───── RECORD LIST
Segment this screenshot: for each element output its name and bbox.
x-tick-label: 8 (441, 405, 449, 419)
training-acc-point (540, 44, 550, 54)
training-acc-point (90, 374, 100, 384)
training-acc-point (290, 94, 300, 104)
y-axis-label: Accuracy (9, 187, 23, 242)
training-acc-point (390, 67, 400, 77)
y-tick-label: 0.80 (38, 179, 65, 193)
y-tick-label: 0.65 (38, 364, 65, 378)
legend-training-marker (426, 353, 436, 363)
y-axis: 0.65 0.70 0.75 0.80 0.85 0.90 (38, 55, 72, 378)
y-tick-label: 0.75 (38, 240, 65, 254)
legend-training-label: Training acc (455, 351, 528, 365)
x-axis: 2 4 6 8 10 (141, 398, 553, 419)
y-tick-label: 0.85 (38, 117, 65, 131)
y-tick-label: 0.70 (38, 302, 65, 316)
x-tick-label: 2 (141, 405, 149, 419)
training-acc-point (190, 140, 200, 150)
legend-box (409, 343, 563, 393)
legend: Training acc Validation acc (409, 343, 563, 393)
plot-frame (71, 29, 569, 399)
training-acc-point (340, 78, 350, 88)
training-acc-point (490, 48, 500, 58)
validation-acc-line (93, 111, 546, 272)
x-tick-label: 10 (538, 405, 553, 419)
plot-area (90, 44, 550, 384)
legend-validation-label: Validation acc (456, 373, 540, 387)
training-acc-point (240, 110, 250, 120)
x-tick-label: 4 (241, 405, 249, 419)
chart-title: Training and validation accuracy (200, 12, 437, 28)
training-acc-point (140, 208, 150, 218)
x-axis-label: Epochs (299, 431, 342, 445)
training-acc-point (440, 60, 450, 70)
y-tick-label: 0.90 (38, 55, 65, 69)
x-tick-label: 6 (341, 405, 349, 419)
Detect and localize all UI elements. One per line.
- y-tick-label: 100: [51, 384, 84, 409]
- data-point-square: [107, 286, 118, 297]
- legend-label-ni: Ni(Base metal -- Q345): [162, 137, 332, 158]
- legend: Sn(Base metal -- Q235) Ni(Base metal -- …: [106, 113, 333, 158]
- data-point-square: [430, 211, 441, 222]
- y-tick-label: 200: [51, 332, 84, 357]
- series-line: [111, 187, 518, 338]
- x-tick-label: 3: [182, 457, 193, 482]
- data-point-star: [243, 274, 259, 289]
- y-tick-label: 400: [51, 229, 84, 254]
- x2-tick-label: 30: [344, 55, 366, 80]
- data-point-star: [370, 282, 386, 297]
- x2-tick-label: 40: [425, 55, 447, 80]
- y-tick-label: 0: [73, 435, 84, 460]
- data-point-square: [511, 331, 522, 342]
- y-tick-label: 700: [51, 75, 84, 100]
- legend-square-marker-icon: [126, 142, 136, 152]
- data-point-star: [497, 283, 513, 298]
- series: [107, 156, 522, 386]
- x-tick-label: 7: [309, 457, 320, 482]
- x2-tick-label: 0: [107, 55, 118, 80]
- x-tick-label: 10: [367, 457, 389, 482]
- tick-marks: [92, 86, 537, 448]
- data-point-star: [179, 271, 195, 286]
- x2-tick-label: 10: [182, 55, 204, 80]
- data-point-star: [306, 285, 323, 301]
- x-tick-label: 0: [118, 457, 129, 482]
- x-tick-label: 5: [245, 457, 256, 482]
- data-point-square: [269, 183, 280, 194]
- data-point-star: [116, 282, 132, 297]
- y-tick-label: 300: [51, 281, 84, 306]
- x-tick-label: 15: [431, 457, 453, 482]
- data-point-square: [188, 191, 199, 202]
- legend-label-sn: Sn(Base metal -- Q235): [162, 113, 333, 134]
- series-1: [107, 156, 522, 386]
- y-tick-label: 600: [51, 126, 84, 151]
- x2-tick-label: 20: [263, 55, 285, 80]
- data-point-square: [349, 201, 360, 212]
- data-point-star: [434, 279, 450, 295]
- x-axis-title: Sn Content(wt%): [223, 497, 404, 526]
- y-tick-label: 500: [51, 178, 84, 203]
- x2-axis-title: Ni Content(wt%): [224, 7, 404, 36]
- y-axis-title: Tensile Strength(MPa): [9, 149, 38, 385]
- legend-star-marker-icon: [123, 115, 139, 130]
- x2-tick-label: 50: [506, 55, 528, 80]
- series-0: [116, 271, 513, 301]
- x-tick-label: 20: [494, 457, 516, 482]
──────────
Reproduce every line of the records above without changing anything.

Segment this screenshot: for each element output its name and bbox.
x-tick-label: 8 (441, 405, 449, 419)
training-acc-point (540, 44, 550, 54)
training-acc-point (90, 374, 100, 384)
training-acc-point (290, 94, 300, 104)
y-axis-label: Accuracy (9, 187, 23, 242)
training-acc-point (390, 67, 400, 77)
y-tick-label: 0.80 (38, 179, 65, 193)
y-tick-label: 0.65 (38, 364, 65, 378)
legend-training-marker (426, 353, 436, 363)
y-axis: 0.65 0.70 0.75 0.80 0.85 0.90 (38, 55, 72, 378)
y-tick-label: 0.75 (38, 240, 65, 254)
legend-training-label: Training acc (455, 351, 528, 365)
x-axis: 2 4 6 8 10 (141, 398, 553, 419)
y-tick-label: 0.85 (38, 117, 65, 131)
y-tick-label: 0.70 (38, 302, 65, 316)
x-tick-label: 2 (141, 405, 149, 419)
training-acc-point (190, 140, 200, 150)
legend-box (409, 343, 563, 393)
legend: Training acc Validation acc (409, 343, 563, 393)
plot-frame (71, 29, 569, 399)
training-acc-point (340, 78, 350, 88)
training-acc-point (490, 48, 500, 58)
validation-acc-line (93, 111, 546, 272)
x-tick-label: 10 (538, 405, 553, 419)
plot-area (90, 44, 550, 384)
legend-validation-label: Validation acc (456, 373, 540, 387)
training-acc-point (240, 110, 250, 120)
x-tick-label: 4 (241, 405, 249, 419)
chart-title: Training and validation accuracy (200, 12, 437, 28)
training-acc-point (140, 208, 150, 218)
x-axis-label: Epochs (299, 431, 342, 445)
training-acc-point (440, 60, 450, 70)
y-tick-label: 0.90 (38, 55, 65, 69)
x-tick-label: 6 (341, 405, 349, 419)
Detect and localize all UI elements. One per line.
- y-tick-label: 100: [51, 384, 84, 409]
- data-point-square: [107, 286, 118, 297]
- legend-label-ni: Ni(Base metal -- Q345): [162, 137, 332, 158]
- legend: Sn(Base metal -- Q235) Ni(Base metal -- …: [106, 113, 333, 158]
- data-point-square: [430, 211, 441, 222]
- y-tick-label: 200: [51, 332, 84, 357]
- series-line: [111, 187, 518, 338]
- x-tick-label: 3: [182, 457, 193, 482]
- data-point-star: [243, 274, 259, 289]
- y-tick-label: 400: [51, 229, 84, 254]
- x2-tick-label: 30: [344, 55, 366, 80]
- data-point-star: [370, 282, 386, 297]
- x2-tick-label: 40: [425, 55, 447, 80]
- y-tick-label: 0: [73, 435, 84, 460]
- data-point-square: [511, 331, 522, 342]
- y-tick-label: 700: [51, 75, 84, 100]
- legend-square-marker-icon: [126, 142, 136, 152]
- data-point-star: [497, 283, 513, 298]
- series: [107, 156, 522, 386]
- x-tick-label: 7: [309, 457, 320, 482]
- x2-tick-label: 0: [107, 55, 118, 80]
- x-tick-label: 10: [367, 457, 389, 482]
- tick-marks: [92, 86, 537, 448]
- data-point-star: [179, 271, 195, 286]
- x2-tick-label: 10: [182, 55, 204, 80]
- data-point-star: [306, 285, 323, 301]
- x-tick-label: 0: [118, 457, 129, 482]
- x-tick-label: 5: [245, 457, 256, 482]
- data-point-square: [269, 183, 280, 194]
- data-point-star: [116, 282, 132, 297]
- y-tick-label: 300: [51, 281, 84, 306]
- x-tick-label: 15: [431, 457, 453, 482]
- data-point-square: [188, 191, 199, 202]
- legend-label-sn: Sn(Base metal -- Q235): [162, 113, 333, 134]
- series-1: [107, 156, 522, 386]
- y-tick-label: 600: [51, 126, 84, 151]
- x2-tick-label: 20: [263, 55, 285, 80]
- data-point-square: [349, 201, 360, 212]
- data-point-star: [434, 279, 450, 295]
- x-axis-title: Sn Content(wt%): [223, 497, 404, 526]
- y-tick-label: 500: [51, 178, 84, 203]
- x2-axis-title: Ni Content(wt%): [224, 7, 404, 36]
- y-axis-title: Tensile Strength(MPa): [9, 149, 38, 385]
- legend-star-marker-icon: [123, 115, 139, 130]
- x2-tick-label: 50: [506, 55, 528, 80]
- series-0: [116, 271, 513, 301]
- x-tick-label: 20: [494, 457, 516, 482]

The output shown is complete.